*Rows*.
** Begin **
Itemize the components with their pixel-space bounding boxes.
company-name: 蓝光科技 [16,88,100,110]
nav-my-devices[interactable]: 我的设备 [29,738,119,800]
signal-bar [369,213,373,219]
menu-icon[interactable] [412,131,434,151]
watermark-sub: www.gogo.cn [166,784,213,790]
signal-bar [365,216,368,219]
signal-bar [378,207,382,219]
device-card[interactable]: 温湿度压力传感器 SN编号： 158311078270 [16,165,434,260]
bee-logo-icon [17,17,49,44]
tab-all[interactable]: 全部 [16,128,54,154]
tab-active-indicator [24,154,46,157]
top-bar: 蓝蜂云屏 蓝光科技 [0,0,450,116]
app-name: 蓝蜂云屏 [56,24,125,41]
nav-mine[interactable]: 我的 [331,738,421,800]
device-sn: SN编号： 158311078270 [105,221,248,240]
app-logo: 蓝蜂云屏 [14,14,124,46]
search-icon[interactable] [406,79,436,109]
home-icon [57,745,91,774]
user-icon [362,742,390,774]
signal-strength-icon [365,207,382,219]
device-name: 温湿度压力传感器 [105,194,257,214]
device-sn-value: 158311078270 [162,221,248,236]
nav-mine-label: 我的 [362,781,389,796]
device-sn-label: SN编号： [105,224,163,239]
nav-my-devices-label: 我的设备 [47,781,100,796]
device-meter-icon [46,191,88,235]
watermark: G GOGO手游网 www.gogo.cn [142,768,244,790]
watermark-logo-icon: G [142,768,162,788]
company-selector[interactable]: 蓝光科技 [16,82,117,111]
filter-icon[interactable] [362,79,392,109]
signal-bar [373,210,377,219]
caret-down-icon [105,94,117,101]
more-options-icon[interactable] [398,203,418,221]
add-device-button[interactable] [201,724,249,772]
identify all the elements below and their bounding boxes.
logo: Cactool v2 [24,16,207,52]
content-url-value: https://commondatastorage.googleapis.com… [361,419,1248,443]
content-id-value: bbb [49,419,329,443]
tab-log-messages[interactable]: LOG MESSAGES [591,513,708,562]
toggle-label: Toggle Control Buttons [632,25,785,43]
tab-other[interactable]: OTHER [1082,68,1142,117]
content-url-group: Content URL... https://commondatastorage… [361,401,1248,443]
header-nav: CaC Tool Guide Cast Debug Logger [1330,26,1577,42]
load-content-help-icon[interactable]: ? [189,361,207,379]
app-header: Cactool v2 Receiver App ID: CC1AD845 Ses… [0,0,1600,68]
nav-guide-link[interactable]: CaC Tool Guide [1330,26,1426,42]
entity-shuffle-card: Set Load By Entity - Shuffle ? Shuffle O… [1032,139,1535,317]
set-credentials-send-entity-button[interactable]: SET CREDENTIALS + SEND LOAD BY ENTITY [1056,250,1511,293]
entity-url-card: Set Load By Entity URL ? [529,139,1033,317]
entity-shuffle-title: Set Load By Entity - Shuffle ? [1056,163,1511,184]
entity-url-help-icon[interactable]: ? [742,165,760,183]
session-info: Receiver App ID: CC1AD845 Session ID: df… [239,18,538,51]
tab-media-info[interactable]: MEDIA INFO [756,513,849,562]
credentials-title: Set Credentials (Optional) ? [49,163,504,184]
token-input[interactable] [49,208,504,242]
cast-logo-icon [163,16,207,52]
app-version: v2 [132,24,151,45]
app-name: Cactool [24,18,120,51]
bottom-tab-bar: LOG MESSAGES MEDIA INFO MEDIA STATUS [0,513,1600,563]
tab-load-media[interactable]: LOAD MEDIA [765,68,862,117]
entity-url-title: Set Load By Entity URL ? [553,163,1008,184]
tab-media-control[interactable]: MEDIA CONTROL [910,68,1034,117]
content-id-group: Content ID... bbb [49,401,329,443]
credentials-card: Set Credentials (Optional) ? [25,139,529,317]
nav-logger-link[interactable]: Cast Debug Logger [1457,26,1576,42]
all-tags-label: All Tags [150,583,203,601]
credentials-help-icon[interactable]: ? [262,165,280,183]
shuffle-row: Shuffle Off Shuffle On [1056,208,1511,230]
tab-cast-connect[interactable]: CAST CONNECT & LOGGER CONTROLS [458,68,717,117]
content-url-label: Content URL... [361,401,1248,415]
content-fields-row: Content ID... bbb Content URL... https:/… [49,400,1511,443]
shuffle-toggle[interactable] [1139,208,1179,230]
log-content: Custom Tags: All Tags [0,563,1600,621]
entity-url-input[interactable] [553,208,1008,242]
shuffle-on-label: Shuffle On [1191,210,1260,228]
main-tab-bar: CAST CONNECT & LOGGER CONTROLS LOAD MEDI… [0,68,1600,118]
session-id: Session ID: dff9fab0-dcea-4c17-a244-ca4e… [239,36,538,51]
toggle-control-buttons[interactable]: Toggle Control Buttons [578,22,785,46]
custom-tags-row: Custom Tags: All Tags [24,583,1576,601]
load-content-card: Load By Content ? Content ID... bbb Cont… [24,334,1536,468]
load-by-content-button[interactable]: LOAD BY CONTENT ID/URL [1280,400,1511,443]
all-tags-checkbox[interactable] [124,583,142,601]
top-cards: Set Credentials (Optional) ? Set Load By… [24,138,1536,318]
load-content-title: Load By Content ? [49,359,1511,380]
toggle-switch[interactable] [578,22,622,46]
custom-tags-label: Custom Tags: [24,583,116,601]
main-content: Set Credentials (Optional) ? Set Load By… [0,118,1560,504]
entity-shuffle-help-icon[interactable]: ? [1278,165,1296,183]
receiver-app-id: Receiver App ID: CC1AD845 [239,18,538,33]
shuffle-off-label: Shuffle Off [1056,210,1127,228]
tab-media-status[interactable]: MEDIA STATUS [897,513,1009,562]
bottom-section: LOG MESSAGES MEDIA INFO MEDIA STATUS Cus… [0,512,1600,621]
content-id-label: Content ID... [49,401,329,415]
** End **
*Task to carry out*. Copy every line of the material above word for word.

*Problem solution*.
Itemize the components with their pixel-space bounding boxes.
company-name: 蓝光科技 [16,88,100,110]
nav-my-devices[interactable]: 我的设备 [29,738,119,800]
signal-bar [369,213,373,219]
menu-icon[interactable] [412,131,434,151]
watermark-sub: www.gogo.cn [166,784,213,790]
signal-bar [365,216,368,219]
signal-bar [378,207,382,219]
device-card[interactable]: 温湿度压力传感器 SN编号： 158311078270 [16,165,434,260]
bee-logo-icon [17,17,49,44]
tab-all[interactable]: 全部 [16,128,54,154]
tab-active-indicator [24,154,46,157]
top-bar: 蓝蜂云屏 蓝光科技 [0,0,450,116]
app-name: 蓝蜂云屏 [56,24,125,41]
nav-mine[interactable]: 我的 [331,738,421,800]
device-sn: SN编号： 158311078270 [105,221,248,240]
app-logo: 蓝蜂云屏 [14,14,124,46]
search-icon[interactable] [406,79,436,109]
home-icon [57,745,91,774]
user-icon [362,742,390,774]
signal-strength-icon [365,207,382,219]
device-name: 温湿度压力传感器 [105,194,257,214]
device-sn-value: 158311078270 [162,221,248,236]
nav-mine-label: 我的 [362,781,389,796]
device-sn-label: SN编号： [105,224,163,239]
nav-my-devices-label: 我的设备 [47,781,100,796]
device-meter-icon [46,191,88,235]
watermark: G GOGO手游网 www.gogo.cn [142,768,244,790]
watermark-logo-icon: G [142,768,162,788]
company-selector[interactable]: 蓝光科技 [16,82,117,111]
filter-icon[interactable] [362,79,392,109]
signal-bar [373,210,377,219]
caret-down-icon [105,94,117,101]
more-options-icon[interactable] [398,203,418,221]
add-device-button[interactable] [201,724,249,772]
identify all the elements below and their bounding boxes.
logo: Cactool v2 [24,16,207,52]
content-url-value: https://commondatastorage.googleapis.com… [361,419,1248,443]
content-id-value: bbb [49,419,329,443]
tab-log-messages[interactable]: LOG MESSAGES [591,513,708,562]
toggle-label: Toggle Control Buttons [632,25,785,43]
tab-other[interactable]: OTHER [1082,68,1142,117]
content-url-group: Content URL... https://commondatastorage… [361,401,1248,443]
header-nav: CaC Tool Guide Cast Debug Logger [1330,26,1577,42]
load-content-help-icon[interactable]: ? [189,361,207,379]
app-header: Cactool v2 Receiver App ID: CC1AD845 Ses… [0,0,1600,68]
nav-guide-link[interactable]: CaC Tool Guide [1330,26,1426,42]
entity-shuffle-card: Set Load By Entity - Shuffle ? Shuffle O… [1032,139,1535,317]
set-credentials-send-entity-button[interactable]: SET CREDENTIALS + SEND LOAD BY ENTITY [1056,250,1511,293]
entity-url-card: Set Load By Entity URL ? [529,139,1033,317]
entity-shuffle-title: Set Load By Entity - Shuffle ? [1056,163,1511,184]
entity-url-help-icon[interactable]: ? [742,165,760,183]
session-info: Receiver App ID: CC1AD845 Session ID: df… [239,18,538,51]
tab-media-info[interactable]: MEDIA INFO [756,513,849,562]
credentials-title: Set Credentials (Optional) ? [49,163,504,184]
token-input[interactable] [49,208,504,242]
cast-logo-icon [163,16,207,52]
app-version: v2 [132,24,151,45]
app-name: Cactool [24,18,120,51]
bottom-tab-bar: LOG MESSAGES MEDIA INFO MEDIA STATUS [0,513,1600,563]
tab-load-media[interactable]: LOAD MEDIA [765,68,862,117]
entity-url-title: Set Load By Entity URL ? [553,163,1008,184]
tab-media-control[interactable]: MEDIA CONTROL [910,68,1034,117]
content-id-group: Content ID... bbb [49,401,329,443]
credentials-card: Set Credentials (Optional) ? [25,139,529,317]
nav-logger-link[interactable]: Cast Debug Logger [1457,26,1576,42]
all-tags-label: All Tags [150,583,203,601]
credentials-help-icon[interactable]: ? [262,165,280,183]
shuffle-row: Shuffle Off Shuffle On [1056,208,1511,230]
tab-cast-connect[interactable]: CAST CONNECT & LOGGER CONTROLS [458,68,717,117]
content-url-label: Content URL... [361,401,1248,415]
content-fields-row: Content ID... bbb Content URL... https:/… [49,400,1511,443]
shuffle-toggle[interactable] [1139,208,1179,230]
log-content: Custom Tags: All Tags [0,563,1600,621]
entity-url-input[interactable] [553,208,1008,242]
shuffle-on-label: Shuffle On [1191,210,1260,228]
main-tab-bar: CAST CONNECT & LOGGER CONTROLS LOAD MEDI… [0,68,1600,118]
session-id: Session ID: dff9fab0-dcea-4c17-a244-ca4e… [239,36,538,51]
toggle-control-buttons[interactable]: Toggle Control Buttons [578,22,785,46]
custom-tags-row: Custom Tags: All Tags [24,583,1576,601]
load-content-card: Load By Content ? Content ID... bbb Cont… [24,334,1536,468]
load-by-content-button[interactable]: LOAD BY CONTENT ID/URL [1280,400,1511,443]
all-tags-checkbox[interactable] [124,583,142,601]
top-cards: Set Credentials (Optional) ? Set Load By… [24,138,1536,318]
load-content-title: Load By Content ? [49,359,1511,380]
toggle-switch[interactable] [578,22,622,46]
custom-tags-label: Custom Tags: [24,583,116,601]
main-content: Set Credentials (Optional) ? Set Load By… [0,118,1560,504]
entity-shuffle-help-icon[interactable]: ? [1278,165,1296,183]
receiver-app-id: Receiver App ID: CC1AD845 [239,18,538,33]
shuffle-off-label: Shuffle Off [1056,210,1127,228]
tab-media-status[interactable]: MEDIA STATUS [897,513,1009,562]
bottom-section: LOG MESSAGES MEDIA INFO MEDIA STATUS Cus… [0,512,1600,621]
content-id-label: Content ID... [49,401,329,415]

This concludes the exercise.